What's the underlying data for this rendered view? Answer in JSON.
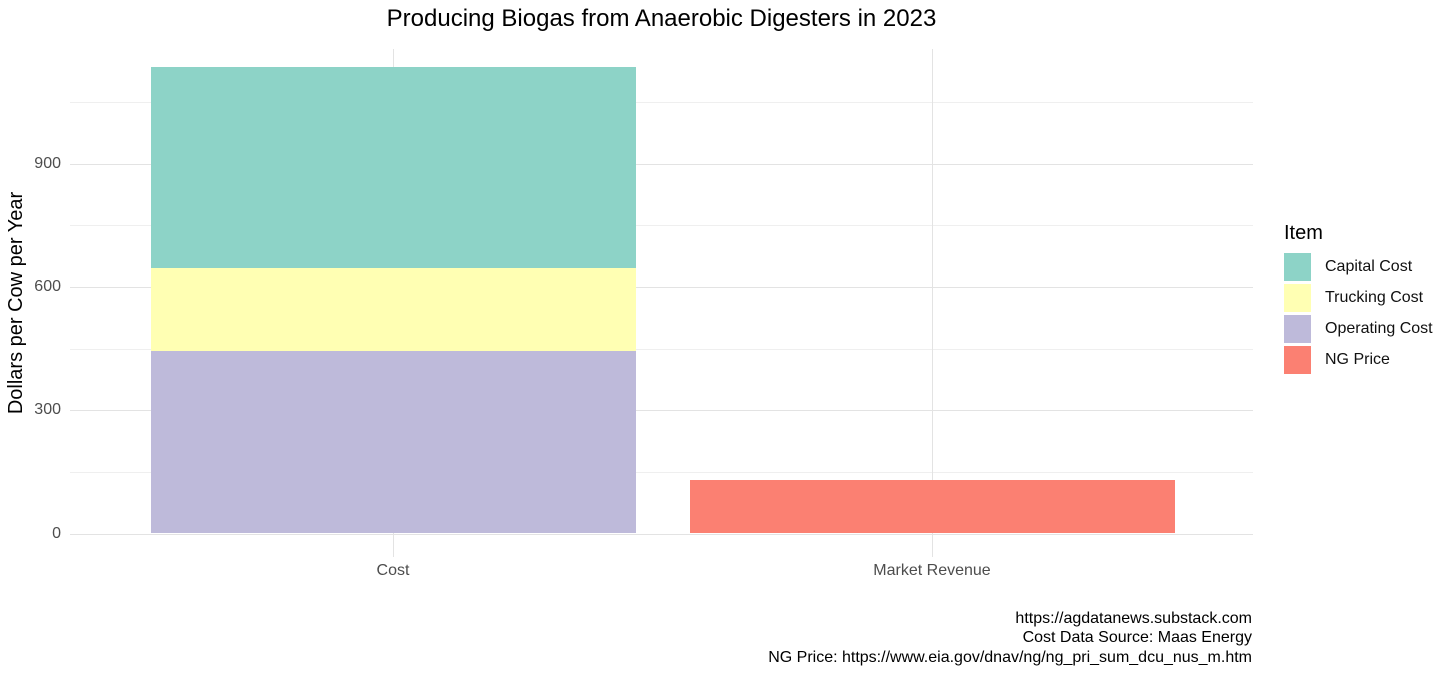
{
  "chart_data": {
    "type": "bar",
    "stacked": true,
    "title": "Producing Biogas from Anaerobic Digesters in 2023",
    "ylabel": "Dollars per Cow per Year",
    "xlabel": "",
    "categories": [
      "Cost",
      "Market Revenue"
    ],
    "series": [
      {
        "name": "Capital Cost",
        "color": "#8DD3C7",
        "values": [
          490,
          0
        ]
      },
      {
        "name": "Trucking Cost",
        "color": "#FFFFB3",
        "values": [
          200,
          0
        ]
      },
      {
        "name": "Operating Cost",
        "color": "#BEBADA",
        "values": [
          445,
          0
        ]
      },
      {
        "name": "NG Price",
        "color": "#FB8072",
        "values": [
          0,
          130
        ]
      }
    ],
    "stack_totals": [
      1135,
      130
    ],
    "ylim": [
      0,
      1135
    ],
    "yticks": [
      0,
      300,
      600,
      900
    ],
    "minor_yticks": [
      150,
      450,
      750,
      1050
    ],
    "grid": true,
    "legend_title": "Item",
    "legend_position": "right",
    "axis_text_color": "#4d4d4d",
    "grid_major_color": "#e3e3e3",
    "grid_minor_color": "#efefef"
  },
  "caption": {
    "lines": [
      "https://agdatanews.substack.com",
      "Cost Data Source: Maas Energy",
      "NG Price: https://www.eia.gov/dnav/ng/ng_pri_sum_dcu_nus_m.htm"
    ]
  }
}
########
** GOAL OF THE EXERCISE **
Every line is to be duplicated exactly, though pictures stay out.

** FINAL ANSWER **
What's the underlying data for this rendered view? Answer in JSON.
{
  "chart_data": {
    "type": "bar",
    "stacked": true,
    "title": "Producing Biogas from Anaerobic Digesters in 2023",
    "ylabel": "Dollars per Cow per Year",
    "xlabel": "",
    "categories": [
      "Cost",
      "Market Revenue"
    ],
    "series": [
      {
        "name": "Capital Cost",
        "color": "#8DD3C7",
        "values": [
          490,
          0
        ]
      },
      {
        "name": "Trucking Cost",
        "color": "#FFFFB3",
        "values": [
          200,
          0
        ]
      },
      {
        "name": "Operating Cost",
        "color": "#BEBADA",
        "values": [
          445,
          0
        ]
      },
      {
        "name": "NG Price",
        "color": "#FB8072",
        "values": [
          0,
          130
        ]
      }
    ],
    "stack_totals": [
      1135,
      130
    ],
    "ylim": [
      0,
      1135
    ],
    "yticks": [
      0,
      300,
      600,
      900
    ],
    "minor_yticks": [
      150,
      450,
      750,
      1050
    ],
    "grid": true,
    "legend_title": "Item",
    "legend_position": "right",
    "axis_text_color": "#4d4d4d",
    "grid_major_color": "#e3e3e3",
    "grid_minor_color": "#efefef"
  },
  "caption": {
    "lines": [
      "https://agdatanews.substack.com",
      "Cost Data Source: Maas Energy",
      "NG Price: https://www.eia.gov/dnav/ng/ng_pri_sum_dcu_nus_m.htm"
    ]
  }
}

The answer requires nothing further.